Data records:
## Start

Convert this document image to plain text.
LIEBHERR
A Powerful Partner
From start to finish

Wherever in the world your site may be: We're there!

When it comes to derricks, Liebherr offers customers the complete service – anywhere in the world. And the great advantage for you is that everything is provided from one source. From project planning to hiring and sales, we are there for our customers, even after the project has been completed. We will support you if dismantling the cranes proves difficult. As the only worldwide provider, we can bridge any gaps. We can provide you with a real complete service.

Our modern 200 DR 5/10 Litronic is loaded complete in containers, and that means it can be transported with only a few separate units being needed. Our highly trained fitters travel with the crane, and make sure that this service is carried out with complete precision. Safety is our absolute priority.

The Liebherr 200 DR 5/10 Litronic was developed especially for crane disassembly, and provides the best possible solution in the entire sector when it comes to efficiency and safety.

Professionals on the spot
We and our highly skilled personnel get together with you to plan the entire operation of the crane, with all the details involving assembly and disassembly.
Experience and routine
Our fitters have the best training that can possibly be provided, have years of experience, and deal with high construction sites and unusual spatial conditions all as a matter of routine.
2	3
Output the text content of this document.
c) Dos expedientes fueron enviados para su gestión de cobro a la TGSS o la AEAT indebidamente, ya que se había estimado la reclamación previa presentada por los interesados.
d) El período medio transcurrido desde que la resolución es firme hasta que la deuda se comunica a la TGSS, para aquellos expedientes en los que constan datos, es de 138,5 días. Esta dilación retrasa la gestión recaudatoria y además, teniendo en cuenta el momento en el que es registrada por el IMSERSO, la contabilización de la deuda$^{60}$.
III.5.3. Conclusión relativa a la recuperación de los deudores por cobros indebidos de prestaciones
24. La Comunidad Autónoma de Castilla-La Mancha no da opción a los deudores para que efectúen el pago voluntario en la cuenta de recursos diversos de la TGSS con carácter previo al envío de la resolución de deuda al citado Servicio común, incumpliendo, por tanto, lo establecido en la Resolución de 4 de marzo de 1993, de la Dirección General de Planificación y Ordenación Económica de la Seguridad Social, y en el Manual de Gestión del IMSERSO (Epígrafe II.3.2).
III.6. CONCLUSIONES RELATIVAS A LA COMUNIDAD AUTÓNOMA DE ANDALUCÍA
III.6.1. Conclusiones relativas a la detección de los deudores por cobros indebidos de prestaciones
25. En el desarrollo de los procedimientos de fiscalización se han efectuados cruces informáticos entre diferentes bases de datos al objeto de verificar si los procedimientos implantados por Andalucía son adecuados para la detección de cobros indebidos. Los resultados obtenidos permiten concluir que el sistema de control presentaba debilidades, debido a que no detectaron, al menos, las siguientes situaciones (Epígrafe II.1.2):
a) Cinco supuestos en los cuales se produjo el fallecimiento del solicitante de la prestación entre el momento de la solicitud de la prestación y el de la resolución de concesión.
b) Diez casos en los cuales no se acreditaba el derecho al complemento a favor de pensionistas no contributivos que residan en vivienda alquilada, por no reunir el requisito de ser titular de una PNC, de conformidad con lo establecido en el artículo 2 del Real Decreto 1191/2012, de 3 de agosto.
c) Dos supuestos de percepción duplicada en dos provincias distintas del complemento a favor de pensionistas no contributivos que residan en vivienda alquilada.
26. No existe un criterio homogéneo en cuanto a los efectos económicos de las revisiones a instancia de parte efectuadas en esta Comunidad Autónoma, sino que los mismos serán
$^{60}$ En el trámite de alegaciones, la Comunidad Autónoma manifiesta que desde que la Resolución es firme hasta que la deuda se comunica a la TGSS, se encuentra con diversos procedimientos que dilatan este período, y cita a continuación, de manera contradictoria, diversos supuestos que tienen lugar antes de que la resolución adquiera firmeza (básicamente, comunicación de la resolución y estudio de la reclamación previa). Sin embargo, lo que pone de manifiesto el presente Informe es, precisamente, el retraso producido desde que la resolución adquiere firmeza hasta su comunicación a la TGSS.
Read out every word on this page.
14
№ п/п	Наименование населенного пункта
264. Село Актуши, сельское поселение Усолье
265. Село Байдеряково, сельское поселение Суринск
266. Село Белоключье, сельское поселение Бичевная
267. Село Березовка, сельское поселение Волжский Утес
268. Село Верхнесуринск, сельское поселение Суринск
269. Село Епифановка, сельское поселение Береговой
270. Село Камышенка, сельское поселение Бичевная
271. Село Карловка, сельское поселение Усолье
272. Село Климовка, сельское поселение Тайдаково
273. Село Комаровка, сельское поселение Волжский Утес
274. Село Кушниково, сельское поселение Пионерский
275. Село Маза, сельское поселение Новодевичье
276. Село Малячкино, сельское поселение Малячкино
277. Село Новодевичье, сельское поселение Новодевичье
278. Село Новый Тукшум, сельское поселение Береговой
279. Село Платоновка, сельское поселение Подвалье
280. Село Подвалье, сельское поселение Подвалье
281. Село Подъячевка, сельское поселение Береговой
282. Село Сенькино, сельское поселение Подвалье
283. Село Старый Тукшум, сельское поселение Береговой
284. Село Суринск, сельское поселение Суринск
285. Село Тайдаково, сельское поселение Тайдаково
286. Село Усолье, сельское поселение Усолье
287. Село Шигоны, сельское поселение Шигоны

## End

STATED GOAL:
Find every line in the records above that holds the word "Тукшум", and copy each one.

SOLUTION TO THIS EXERCISE:
278. Село Новый Тукшум, сельское поселение Береговой
283. Село Старый Тукшум, сельское поселение Береговой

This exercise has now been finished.